#### 任务要求
请续写下方关于2022NOIP A层联测11的题解正文,从其最后一行之后接着写。

2022NOIPA层联测11
整场考试都被我拿来死磕T3了,以为它是树形dp,结果没开long long连暴力的15都没拿到。。听说考前爆0可以涨rp,不知道是不是真的。。
In the dark days, do not let the cold fate of secretly pleased; fate since to abuse us, we should use the attitude of retaliation.
– Shakespeare
在灰暗的日子中,不要让冷酷的命运窃喜;命运既然来凌辱我们,我们就应该用处之泰然的态度予以报复。
– 莎士比亚
A. 小 h 的几何
“熟知”九点圆圆心是外心O和垂心H的中点……我连九点圆是什么都没听说过……那个向量公式大概学过:
然后正弦和余弦都是库函数,对于每种情况不用枚举i,j,k,求一下和记录贡献的次数就好,固定一个剩下的任选就是C(n-1, 2),这东西cr好像给我讲过一次,我又听她讲了一遍。。
code
#include <bits/stdc++.h>
using namespace std;
typedef long double ll;
const int maxn = 5e5 + 3;
const ll B = 1e9, PI = 3.1415926535;
int n, p[maxn];
ll ls[maxn], rs[maxn], sx, sy;
inline int read()
{
int x = 0, f = 1;
char ch = getchar();
while(ch < '0' || ch > '9')
{
if(ch == '-')
{
f = -1;
}
ch = getchar();
}
while(ch >= '0' && ch <= '9')
{
x = (x << 1) + (x << 3) + (ch^48);
ch = getchar();
}
return x * f;
}
int main()

#### 数据集
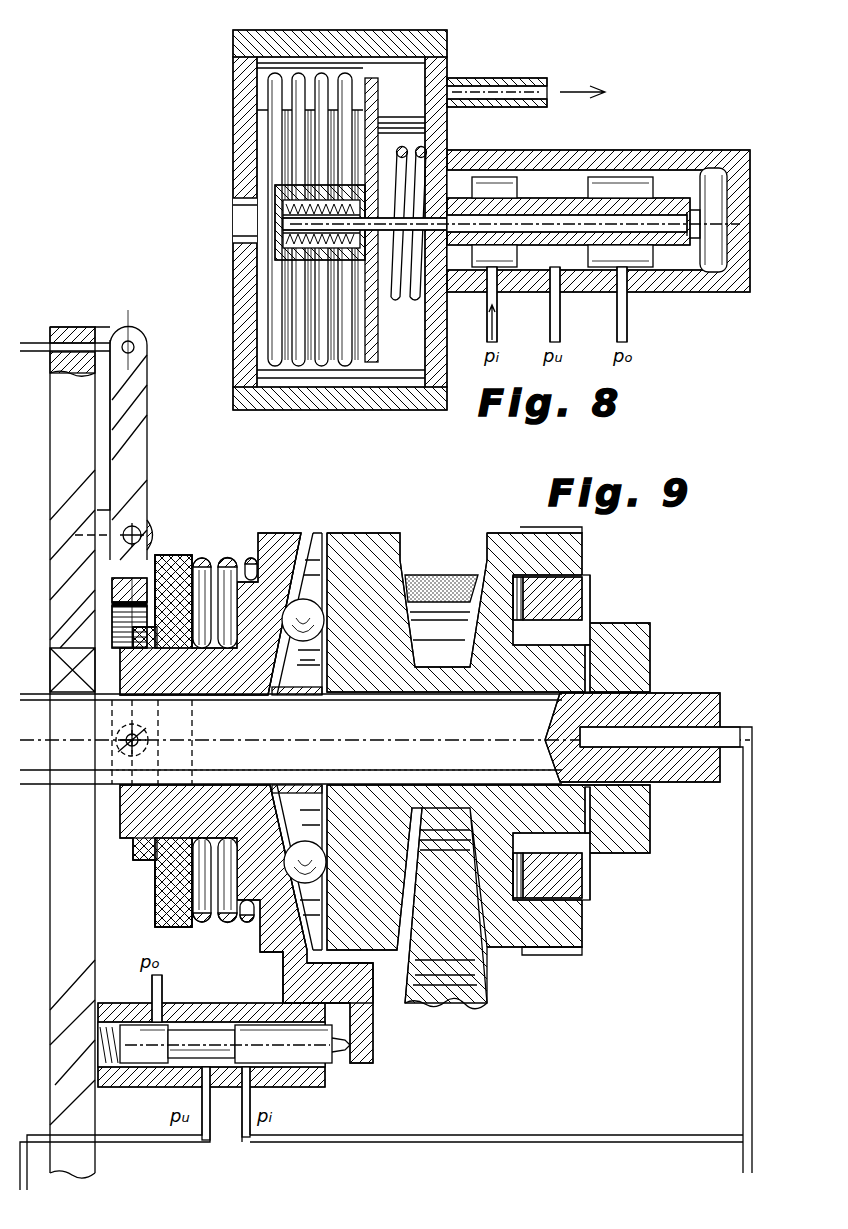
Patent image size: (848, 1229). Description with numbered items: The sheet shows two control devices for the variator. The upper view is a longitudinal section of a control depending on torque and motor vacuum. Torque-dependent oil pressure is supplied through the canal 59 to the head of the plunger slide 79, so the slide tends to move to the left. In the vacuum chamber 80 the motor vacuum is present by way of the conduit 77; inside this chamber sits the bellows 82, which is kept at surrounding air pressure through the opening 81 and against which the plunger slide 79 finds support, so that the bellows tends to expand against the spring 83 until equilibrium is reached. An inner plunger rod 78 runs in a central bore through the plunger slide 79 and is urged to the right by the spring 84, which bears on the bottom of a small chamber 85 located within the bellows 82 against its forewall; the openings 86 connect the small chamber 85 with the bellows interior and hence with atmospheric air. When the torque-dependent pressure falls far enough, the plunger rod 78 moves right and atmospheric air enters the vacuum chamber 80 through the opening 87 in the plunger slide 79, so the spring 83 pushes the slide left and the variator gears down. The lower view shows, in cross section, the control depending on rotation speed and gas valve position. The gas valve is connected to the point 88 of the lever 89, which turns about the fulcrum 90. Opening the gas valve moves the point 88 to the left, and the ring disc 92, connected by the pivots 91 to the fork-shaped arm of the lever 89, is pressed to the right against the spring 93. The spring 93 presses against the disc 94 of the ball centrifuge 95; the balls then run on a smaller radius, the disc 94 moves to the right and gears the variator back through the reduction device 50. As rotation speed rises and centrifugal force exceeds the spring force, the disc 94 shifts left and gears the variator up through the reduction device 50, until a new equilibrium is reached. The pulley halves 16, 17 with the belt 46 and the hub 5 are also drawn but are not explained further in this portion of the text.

In FIG. 9, the hub 5 is at (680, 693).
In FIG. 9, the pulley half 16 is at (490, 533).
In FIG. 9, the pulley half 17 is at (400, 535).
In FIG. 9, the belt 46 is at (428, 573).
In FIG. 9, the reduction device 50 is at (309, 1092).
In FIG. 8, the canal 59 is at (629, 158).
In FIG. 8, the conduit 77 is at (500, 80).
In FIG. 8, the plunger rod 78 is at (533, 182).
In FIG. 8, the plunger slide 79 is at (690, 185).
In FIG. 8, the vacuum chamber 80 is at (397, 68).
In FIG. 8, the opening 81 is at (242, 213).
In FIG. 8, the bellows 82 is at (333, 72).
In FIG. 8, the spring 83 is at (407, 147).
In FIG. 8, the spring 84 is at (272, 258).
In FIG. 8, the small chamber 85 is at (290, 265).
In FIG. 8, the openings 86 is at (283, 190).
In FIG. 8, the opening 87 is at (462, 183).
In FIG. 9, the point 88 is at (127, 335).
In FIG. 9, the lever 89 is at (140, 433).
In FIG. 9, the fulcrum 90 is at (153, 523).
In FIG. 9, the pivots 91 is at (110, 757).
In FIG. 9, the ring disc 92 is at (170, 893).
In FIG. 9, the spring 93 is at (217, 928).
In FIG. 9, the disc 94 is at (267, 955).
In FIG. 9, the ball centrifuge 95 is at (329, 521).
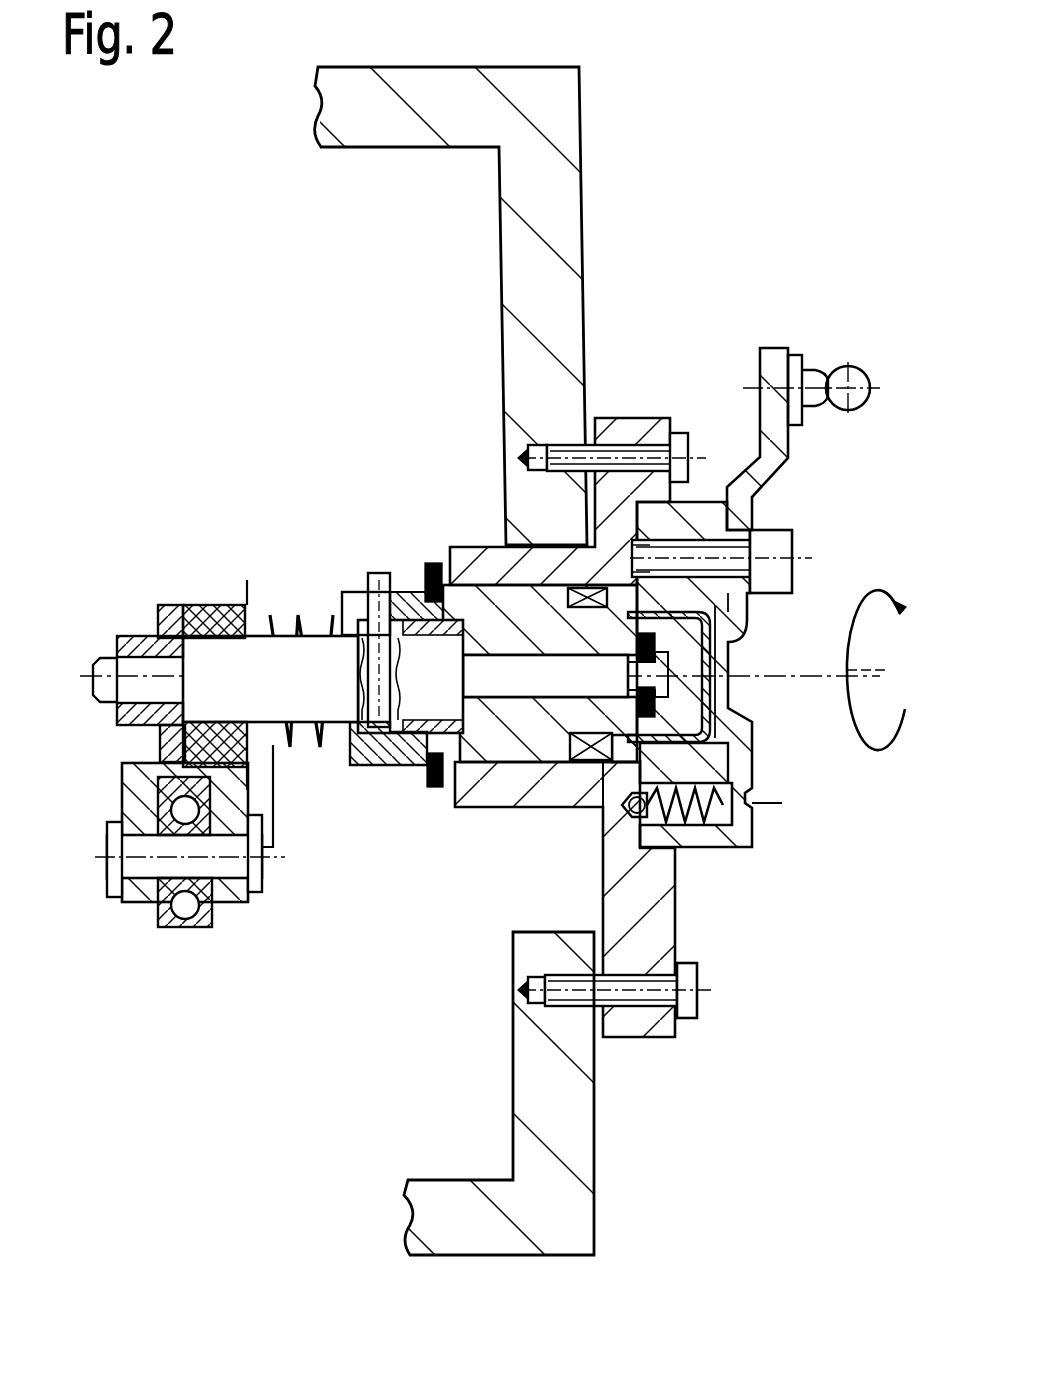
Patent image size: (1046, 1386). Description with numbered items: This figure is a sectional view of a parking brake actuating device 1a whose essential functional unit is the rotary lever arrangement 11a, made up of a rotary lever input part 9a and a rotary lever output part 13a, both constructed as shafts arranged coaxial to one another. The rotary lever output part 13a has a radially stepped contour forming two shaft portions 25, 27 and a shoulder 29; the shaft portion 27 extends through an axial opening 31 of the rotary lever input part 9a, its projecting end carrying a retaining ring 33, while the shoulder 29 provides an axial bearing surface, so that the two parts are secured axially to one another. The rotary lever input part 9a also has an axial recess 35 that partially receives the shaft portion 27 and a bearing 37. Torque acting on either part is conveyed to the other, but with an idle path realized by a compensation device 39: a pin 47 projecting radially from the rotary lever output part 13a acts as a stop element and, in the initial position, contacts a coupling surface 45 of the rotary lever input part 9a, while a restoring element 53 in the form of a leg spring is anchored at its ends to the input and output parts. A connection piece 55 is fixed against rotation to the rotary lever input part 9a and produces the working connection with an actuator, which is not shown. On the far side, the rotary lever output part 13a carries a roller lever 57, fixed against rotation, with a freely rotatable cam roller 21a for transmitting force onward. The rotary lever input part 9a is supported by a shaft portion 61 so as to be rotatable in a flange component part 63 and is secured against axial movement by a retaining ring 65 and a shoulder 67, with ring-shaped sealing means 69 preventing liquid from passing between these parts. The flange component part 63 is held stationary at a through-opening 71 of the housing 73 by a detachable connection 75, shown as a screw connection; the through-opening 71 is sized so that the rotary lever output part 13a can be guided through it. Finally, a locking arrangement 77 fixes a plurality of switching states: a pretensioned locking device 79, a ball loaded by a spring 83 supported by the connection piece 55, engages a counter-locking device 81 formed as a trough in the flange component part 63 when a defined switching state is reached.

The parking brake actuating device 1a is at (707, 1143).
The rotary lever input part 9a is at (705, 500).
The rotary lever arrangement 11a is at (345, 793).
The rotary lever output part 13a is at (259, 596).
The cam roller 21a is at (190, 927).
The shaft portion 25 is at (316, 614).
The shaft portion 27 is at (490, 692).
The shoulder 29 is at (462, 688).
The axial opening 31 is at (535, 735).
The retaining ring 33 is at (718, 632).
The axial recess 35 is at (375, 766).
The bearing 37 is at (418, 620).
The compensation device 39 is at (317, 768).
The coupling surface 45 is at (355, 590).
The pin 47 is at (382, 588).
The restoring element 53 is at (296, 634).
The connection piece 55 is at (790, 465).
The roller lever 57 is at (122, 782).
The shaft portion 61 is at (436, 790).
The flange component part 63 is at (680, 917).
The retaining ring 65 is at (433, 563).
The shoulder 67 is at (618, 500).
The sealing means 69 is at (592, 762).
The through-opening 71 is at (522, 545).
The housing 73 is at (462, 92).
The detachable connection 75 is at (700, 995).
The locking arrangement 77 is at (705, 857).
The locking device 79 is at (648, 780).
The counter-locking device 81 is at (635, 818).
The spring 83 is at (735, 800).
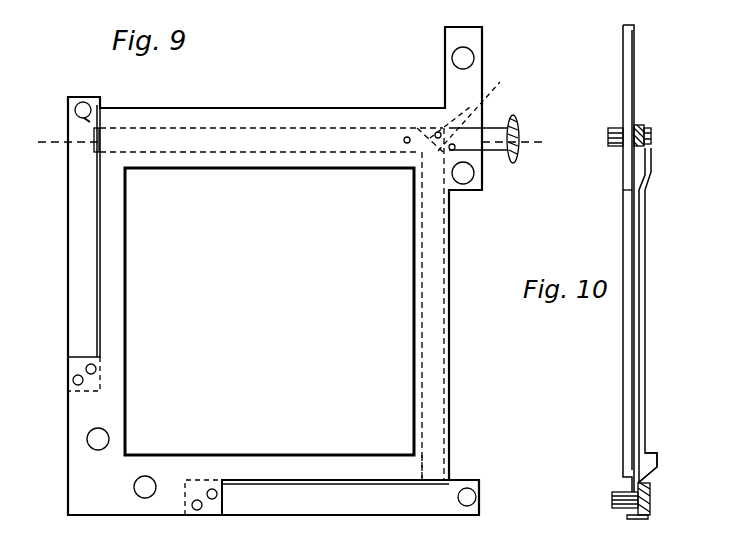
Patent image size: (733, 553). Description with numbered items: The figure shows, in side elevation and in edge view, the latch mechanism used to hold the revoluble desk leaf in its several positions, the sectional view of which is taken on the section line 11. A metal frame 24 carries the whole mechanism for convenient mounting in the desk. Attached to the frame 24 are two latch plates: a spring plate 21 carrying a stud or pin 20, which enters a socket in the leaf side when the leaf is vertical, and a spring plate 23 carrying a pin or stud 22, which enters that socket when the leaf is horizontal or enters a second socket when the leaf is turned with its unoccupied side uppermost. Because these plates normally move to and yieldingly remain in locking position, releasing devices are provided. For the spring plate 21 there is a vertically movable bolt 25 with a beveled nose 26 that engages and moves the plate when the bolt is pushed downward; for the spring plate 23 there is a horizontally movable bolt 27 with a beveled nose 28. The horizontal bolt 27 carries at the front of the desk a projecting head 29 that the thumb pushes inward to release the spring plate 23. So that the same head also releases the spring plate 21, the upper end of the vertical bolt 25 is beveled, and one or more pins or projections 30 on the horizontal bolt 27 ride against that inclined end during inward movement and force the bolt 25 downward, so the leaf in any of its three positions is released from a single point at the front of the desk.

In FIG. 9, the section line 11 is at (287, 143).
In FIG. 9, the stud or pin 20 is at (466, 506).
In FIG. 10, the stud or pin 20 is at (612, 499).
In FIG. 9, the spring plate 21 is at (381, 505).
In FIG. 10, the spring plate 21 is at (650, 502).
In FIG. 9, the pin or stud 22 is at (86, 102).
In FIG. 10, the pin or stud 22 is at (616, 146).
In FIG. 9, the spring plate 23 is at (75, 310).
In FIG. 9, the metal frame 24 is at (88, 490).
In FIG. 10, the metal frame 24 is at (630, 420).
In FIG. 9, the vertically movable bolt 25 is at (448, 452).
In FIG. 10, the vertically movable bolt 25 is at (645, 378).
In FIG. 10, the beveled nose 26 is at (655, 468).
In FIG. 9, the horizontally movable bolt 27 is at (298, 127).
In FIG. 9, the beveled nose 28 is at (100, 140).
In FIG. 9, the projecting head 29 is at (520, 120).
In FIG. 9, the pins or projections 30 is at (480, 109).
In FIG. 10, the pins or projections 30 is at (652, 132).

#### 任务答复
{
freopen("geometry.in", "r", stdin);
freopen("geometry.out", "w", stdout);
n = read();
for(int i=1; i<=n; i++)
{
int q = read();
ls[i] = cos((ll)q/B*PI); rs[i] = sin((ll)q/B*PI);
}
for(int i=1; i<=n; i++)
{
sx += ls[i]; sy += rs[i];
}
printf("%.15Lf %.15Lf\n", sx*1.5/n, sy*1.5/n);
return 0;
}
B. 小w 的代数
子链概念里的那个路径包含就可以不是只能包含,审对题之后发现连暴力都不会了。。
%%%%%351238 以下代码是鹤的 部分分55:链条树:除了空集什么都能选;菊花树:最多只有两个点能被同时选上,要求大小关系就可以写成等差数列求和的形式;小数据:带撤销形式回溯的dfs,hash一下重复情况;普通的树:用树形dp的形式累计一下答案的个数。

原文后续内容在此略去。